WHAT YOU HAVE TO DO:
Transcribe the listing exactly, leaving out every picture.
-- Begin PROVIDED RECORDS --
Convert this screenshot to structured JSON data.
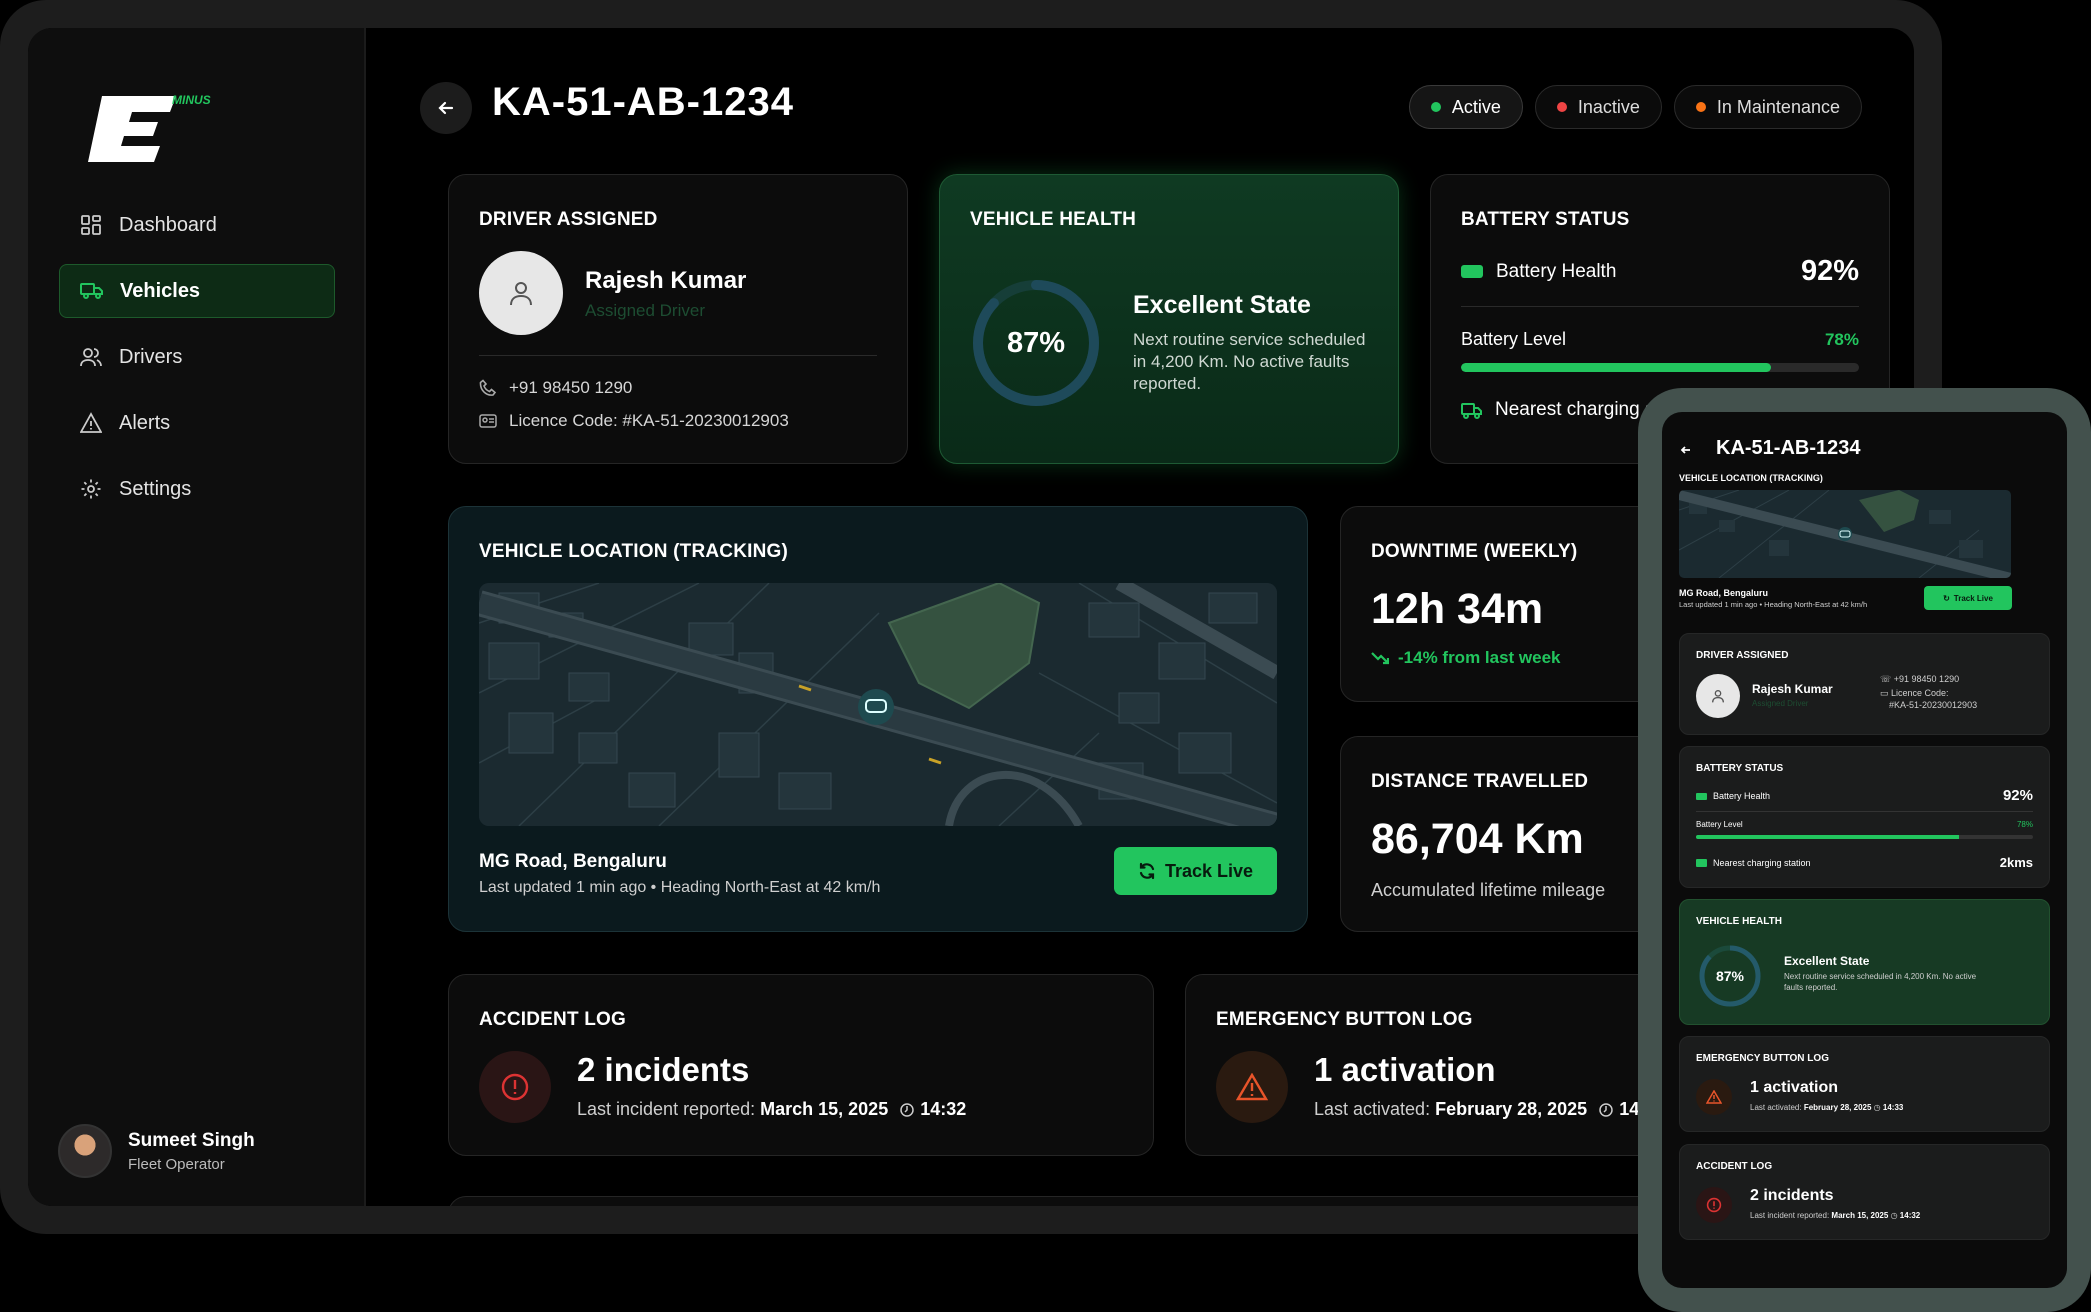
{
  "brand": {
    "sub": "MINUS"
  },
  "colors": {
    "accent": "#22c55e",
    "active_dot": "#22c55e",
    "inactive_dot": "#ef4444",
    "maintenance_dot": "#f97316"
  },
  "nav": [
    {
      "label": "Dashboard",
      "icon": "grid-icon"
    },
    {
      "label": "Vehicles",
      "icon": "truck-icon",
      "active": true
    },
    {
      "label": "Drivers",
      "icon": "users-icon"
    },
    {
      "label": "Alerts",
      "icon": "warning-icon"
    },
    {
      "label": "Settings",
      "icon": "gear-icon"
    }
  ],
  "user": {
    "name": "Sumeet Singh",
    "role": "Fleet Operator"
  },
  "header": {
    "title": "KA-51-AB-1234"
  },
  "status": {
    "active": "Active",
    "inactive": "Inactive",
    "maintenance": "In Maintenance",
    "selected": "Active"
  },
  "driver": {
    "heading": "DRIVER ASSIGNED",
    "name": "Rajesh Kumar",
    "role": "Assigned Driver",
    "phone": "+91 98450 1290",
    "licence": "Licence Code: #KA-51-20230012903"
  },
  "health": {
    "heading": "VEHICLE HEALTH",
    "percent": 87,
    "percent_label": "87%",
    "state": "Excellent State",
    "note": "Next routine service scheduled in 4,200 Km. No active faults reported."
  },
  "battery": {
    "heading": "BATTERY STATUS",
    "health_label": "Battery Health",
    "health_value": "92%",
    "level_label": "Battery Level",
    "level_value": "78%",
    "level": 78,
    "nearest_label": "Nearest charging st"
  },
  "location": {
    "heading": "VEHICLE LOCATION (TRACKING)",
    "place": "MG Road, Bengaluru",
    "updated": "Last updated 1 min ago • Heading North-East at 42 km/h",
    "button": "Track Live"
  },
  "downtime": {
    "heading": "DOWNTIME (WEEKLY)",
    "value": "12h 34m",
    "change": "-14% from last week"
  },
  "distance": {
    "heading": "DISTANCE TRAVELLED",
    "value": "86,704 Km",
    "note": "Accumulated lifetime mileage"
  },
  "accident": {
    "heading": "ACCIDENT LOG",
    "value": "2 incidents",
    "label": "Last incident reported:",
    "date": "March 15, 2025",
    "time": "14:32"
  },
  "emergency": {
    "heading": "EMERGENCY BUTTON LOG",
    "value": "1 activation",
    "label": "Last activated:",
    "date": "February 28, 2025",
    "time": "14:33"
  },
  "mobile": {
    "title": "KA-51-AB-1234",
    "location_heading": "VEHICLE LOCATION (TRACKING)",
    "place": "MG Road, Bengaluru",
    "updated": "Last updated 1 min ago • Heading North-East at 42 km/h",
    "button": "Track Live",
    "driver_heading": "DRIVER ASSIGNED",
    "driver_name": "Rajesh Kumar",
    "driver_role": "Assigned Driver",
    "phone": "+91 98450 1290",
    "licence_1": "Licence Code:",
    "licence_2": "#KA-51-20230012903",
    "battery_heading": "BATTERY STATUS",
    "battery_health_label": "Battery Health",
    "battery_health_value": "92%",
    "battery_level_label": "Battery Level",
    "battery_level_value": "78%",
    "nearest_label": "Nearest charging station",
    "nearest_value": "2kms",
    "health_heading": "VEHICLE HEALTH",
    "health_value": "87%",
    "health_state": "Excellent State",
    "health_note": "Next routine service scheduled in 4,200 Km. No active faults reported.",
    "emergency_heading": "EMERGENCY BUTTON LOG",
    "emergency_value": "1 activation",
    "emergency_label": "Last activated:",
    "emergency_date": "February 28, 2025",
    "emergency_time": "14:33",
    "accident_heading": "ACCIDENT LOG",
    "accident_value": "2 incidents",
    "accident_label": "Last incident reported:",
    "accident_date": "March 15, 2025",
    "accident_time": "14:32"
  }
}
-- End PROVIDED RECORDS --
THE RESPONSE:
Convert this screenshot to structured JSON data.
{
  "brand": {
    "sub": "MINUS"
  },
  "colors": {
    "accent": "#22c55e",
    "active_dot": "#22c55e",
    "inactive_dot": "#ef4444",
    "maintenance_dot": "#f97316"
  },
  "nav": [
    {
      "label": "Dashboard",
      "icon": "grid-icon"
    },
    {
      "label": "Vehicles",
      "icon": "truck-icon",
      "active": true
    },
    {
      "label": "Drivers",
      "icon": "users-icon"
    },
    {
      "label": "Alerts",
      "icon": "warning-icon"
    },
    {
      "label": "Settings",
      "icon": "gear-icon"
    }
  ],
  "user": {
    "name": "Sumeet Singh",
    "role": "Fleet Operator"
  },
  "header": {
    "title": "KA-51-AB-1234"
  },
  "status": {
    "active": "Active",
    "inactive": "Inactive",
    "maintenance": "In Maintenance",
    "selected": "Active"
  },
  "driver": {
    "heading": "DRIVER ASSIGNED",
    "name": "Rajesh Kumar",
    "role": "Assigned Driver",
    "phone": "+91 98450 1290",
    "licence": "Licence Code: #KA-51-20230012903"
  },
  "health": {
    "heading": "VEHICLE HEALTH",
    "percent": 87,
    "percent_label": "87%",
    "state": "Excellent State",
    "note": "Next routine service scheduled in 4,200 Km. No active faults reported."
  },
  "battery": {
    "heading": "BATTERY STATUS",
    "health_label": "Battery Health",
    "health_value": "92%",
    "level_label": "Battery Level",
    "level_value": "78%",
    "level": 78,
    "nearest_label": "Nearest charging st"
  },
  "location": {
    "heading": "VEHICLE LOCATION (TRACKING)",
    "place": "MG Road, Bengaluru",
    "updated": "Last updated 1 min ago • Heading North-East at 42 km/h",
    "button": "Track Live"
  },
  "downtime": {
    "heading": "DOWNTIME (WEEKLY)",
    "value": "12h 34m",
    "change": "-14% from last week"
  },
  "distance": {
    "heading": "DISTANCE TRAVELLED",
    "value": "86,704 Km",
    "note": "Accumulated lifetime mileage"
  },
  "accident": {
    "heading": "ACCIDENT LOG",
    "value": "2 incidents",
    "label": "Last incident reported:",
    "date": "March 15, 2025",
    "time": "14:32"
  },
  "emergency": {
    "heading": "EMERGENCY BUTTON LOG",
    "value": "1 activation",
    "label": "Last activated:",
    "date": "February 28, 2025",
    "time": "14:33"
  },
  "mobile": {
    "title": "KA-51-AB-1234",
    "location_heading": "VEHICLE LOCATION (TRACKING)",
    "place": "MG Road, Bengaluru",
    "updated": "Last updated 1 min ago • Heading North-East at 42 km/h",
    "button": "Track Live",
    "driver_heading": "DRIVER ASSIGNED",
    "driver_name": "Rajesh Kumar",
    "driver_role": "Assigned Driver",
    "phone": "+91 98450 1290",
    "licence_1": "Licence Code:",
    "licence_2": "#KA-51-20230012903",
    "battery_heading": "BATTERY STATUS",
    "battery_health_label": "Battery Health",
    "battery_health_value": "92%",
    "battery_level_label": "Battery Level",
    "battery_level_value": "78%",
    "nearest_label": "Nearest charging station",
    "nearest_value": "2kms",
    "health_heading": "VEHICLE HEALTH",
    "health_value": "87%",
    "health_state": "Excellent State",
    "health_note": "Next routine service scheduled in 4,200 Km. No active faults reported.",
    "emergency_heading": "EMERGENCY BUTTON LOG",
    "emergency_value": "1 activation",
    "emergency_label": "Last activated:",
    "emergency_date": "February 28, 2025",
    "emergency_time": "14:33",
    "accident_heading": "ACCIDENT LOG",
    "accident_value": "2 incidents",
    "accident_label": "Last incident reported:",
    "accident_date": "March 15, 2025",
    "accident_time": "14:32"
  }
}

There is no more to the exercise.